What is asked
The complete listing should be restated exactly.

Entries with figure data
** begin **
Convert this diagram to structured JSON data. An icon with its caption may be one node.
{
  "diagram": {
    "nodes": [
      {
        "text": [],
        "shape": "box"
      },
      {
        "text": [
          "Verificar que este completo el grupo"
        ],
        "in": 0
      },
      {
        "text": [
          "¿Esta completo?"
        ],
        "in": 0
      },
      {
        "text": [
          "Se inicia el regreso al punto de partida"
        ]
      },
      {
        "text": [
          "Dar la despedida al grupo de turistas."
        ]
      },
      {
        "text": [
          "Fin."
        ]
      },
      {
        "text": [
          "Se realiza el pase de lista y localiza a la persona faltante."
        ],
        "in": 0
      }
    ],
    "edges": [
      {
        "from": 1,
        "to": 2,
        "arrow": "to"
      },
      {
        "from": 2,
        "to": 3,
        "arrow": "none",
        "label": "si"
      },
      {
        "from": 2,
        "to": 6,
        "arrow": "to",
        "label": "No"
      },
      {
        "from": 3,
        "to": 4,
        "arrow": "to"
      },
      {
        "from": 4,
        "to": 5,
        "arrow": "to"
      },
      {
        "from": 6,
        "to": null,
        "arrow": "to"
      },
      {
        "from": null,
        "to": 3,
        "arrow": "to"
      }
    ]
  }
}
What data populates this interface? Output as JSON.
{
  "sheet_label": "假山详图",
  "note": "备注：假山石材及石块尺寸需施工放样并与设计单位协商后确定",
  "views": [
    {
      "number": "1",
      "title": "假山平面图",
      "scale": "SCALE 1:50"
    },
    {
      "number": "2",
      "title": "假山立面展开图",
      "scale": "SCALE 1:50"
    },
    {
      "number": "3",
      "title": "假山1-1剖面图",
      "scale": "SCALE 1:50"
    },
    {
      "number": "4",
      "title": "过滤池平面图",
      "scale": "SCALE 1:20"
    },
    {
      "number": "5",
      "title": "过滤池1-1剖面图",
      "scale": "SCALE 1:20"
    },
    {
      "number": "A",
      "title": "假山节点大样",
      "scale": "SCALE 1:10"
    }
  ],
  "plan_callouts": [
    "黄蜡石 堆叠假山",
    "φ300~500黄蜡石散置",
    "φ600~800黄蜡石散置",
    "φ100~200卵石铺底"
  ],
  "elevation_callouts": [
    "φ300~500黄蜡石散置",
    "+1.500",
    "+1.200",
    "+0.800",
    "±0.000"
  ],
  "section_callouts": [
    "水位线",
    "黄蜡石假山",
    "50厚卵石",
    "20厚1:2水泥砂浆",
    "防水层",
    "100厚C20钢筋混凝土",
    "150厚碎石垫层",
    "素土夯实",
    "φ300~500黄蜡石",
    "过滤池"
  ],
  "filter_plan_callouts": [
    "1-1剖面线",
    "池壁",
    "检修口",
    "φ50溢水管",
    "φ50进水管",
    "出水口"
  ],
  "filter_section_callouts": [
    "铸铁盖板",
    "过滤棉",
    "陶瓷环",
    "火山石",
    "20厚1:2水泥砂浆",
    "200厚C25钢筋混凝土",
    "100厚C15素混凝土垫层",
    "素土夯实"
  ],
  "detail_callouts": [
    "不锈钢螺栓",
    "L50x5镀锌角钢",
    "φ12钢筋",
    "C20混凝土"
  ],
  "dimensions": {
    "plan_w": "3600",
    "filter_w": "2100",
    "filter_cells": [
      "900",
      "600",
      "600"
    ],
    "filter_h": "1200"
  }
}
** end **
Result of this exercise
Convert this diagram to structured JSON data. An icon with its caption may be one node.
{
  "diagram": {
    "nodes": [
      {
        "text": [],
        "shape": "box"
      },
      {
        "text": [
          "Verificar que este completo el grupo"
        ],
        "in": 0
      },
      {
        "text": [
          "¿Esta completo?"
        ],
        "in": 0
      },
      {
        "text": [
          "Se inicia el regreso al punto de partida"
        ]
      },
      {
        "text": [
          "Dar la despedida al grupo de turistas."
        ]
      },
      {
        "text": [
          "Fin."
        ]
      },
      {
        "text": [
          "Se realiza el pase de lista y localiza a la persona faltante."
        ],
        "in": 0
      }
    ],
    "edges": [
      {
        "from": 1,
        "to": 2,
        "arrow": "to"
      },
      {
        "from": 2,
        "to": 3,
        "arrow": "none",
        "label": "si"
      },
      {
        "from": 2,
        "to": 6,
        "arrow": "to",
        "label": "No"
      },
      {
        "from": 3,
        "to": 4,
        "arrow": "to"
      },
      {
        "from": 4,
        "to": 5,
        "arrow": "to"
      },
      {
        "from": 6,
        "to": null,
        "arrow": "to"
      },
      {
        "from": null,
        "to": 3,
        "arrow": "to"
      }
    ]
  }
}
What data populates this interface? Output as JSON.
{
  "sheet_label": "假山详图",
  "note": "备注：假山石材及石块尺寸需施工放样并与设计单位协商后确定",
  "views": [
    {
      "number": "1",
      "title": "假山平面图",
      "scale": "SCALE 1:50"
    },
    {
      "number": "2",
      "title": "假山立面展开图",
      "scale": "SCALE 1:50"
    },
    {
      "number": "3",
      "title": "假山1-1剖面图",
      "scale": "SCALE 1:50"
    },
    {
      "number": "4",
      "title": "过滤池平面图",
      "scale": "SCALE 1:20"
    },
    {
      "number": "5",
      "title": "过滤池1-1剖面图",
      "scale": "SCALE 1:20"
    },
    {
      "number": "A",
      "title": "假山节点大样",
      "scale": "SCALE 1:10"
    }
  ],
  "plan_callouts": [
    "黄蜡石 堆叠假山",
    "φ300~500黄蜡石散置",
    "φ600~800黄蜡石散置",
    "φ100~200卵石铺底"
  ],
  "elevation_callouts": [
    "φ300~500黄蜡石散置",
    "+1.500",
    "+1.200",
    "+0.800",
    "±0.000"
  ],
  "section_callouts": [
    "水位线",
    "黄蜡石假山",
    "50厚卵石",
    "20厚1:2水泥砂浆",
    "防水层",
    "100厚C20钢筋混凝土",
    "150厚碎石垫层",
    "素土夯实",
    "φ300~500黄蜡石",
    "过滤池"
  ],
  "filter_plan_callouts": [
    "1-1剖面线",
    "池壁",
    "检修口",
    "φ50溢水管",
    "φ50进水管",
    "出水口"
  ],
  "filter_section_callouts": [
    "铸铁盖板",
    "过滤棉",
    "陶瓷环",
    "火山石",
    "20厚1:2水泥砂浆",
    "200厚C25钢筋混凝土",
    "100厚C15素混凝土垫层",
    "素土夯实"
  ],
  "detail_callouts": [
    "不锈钢螺栓",
    "L50x5镀锌角钢",
    "φ12钢筋",
    "C20混凝土"
  ],
  "dimensions": {
    "plan_w": "3600",
    "filter_w": "2100",
    "filter_cells": [
      "900",
      "600",
      "600"
    ],
    "filter_h": "1200"
  }
}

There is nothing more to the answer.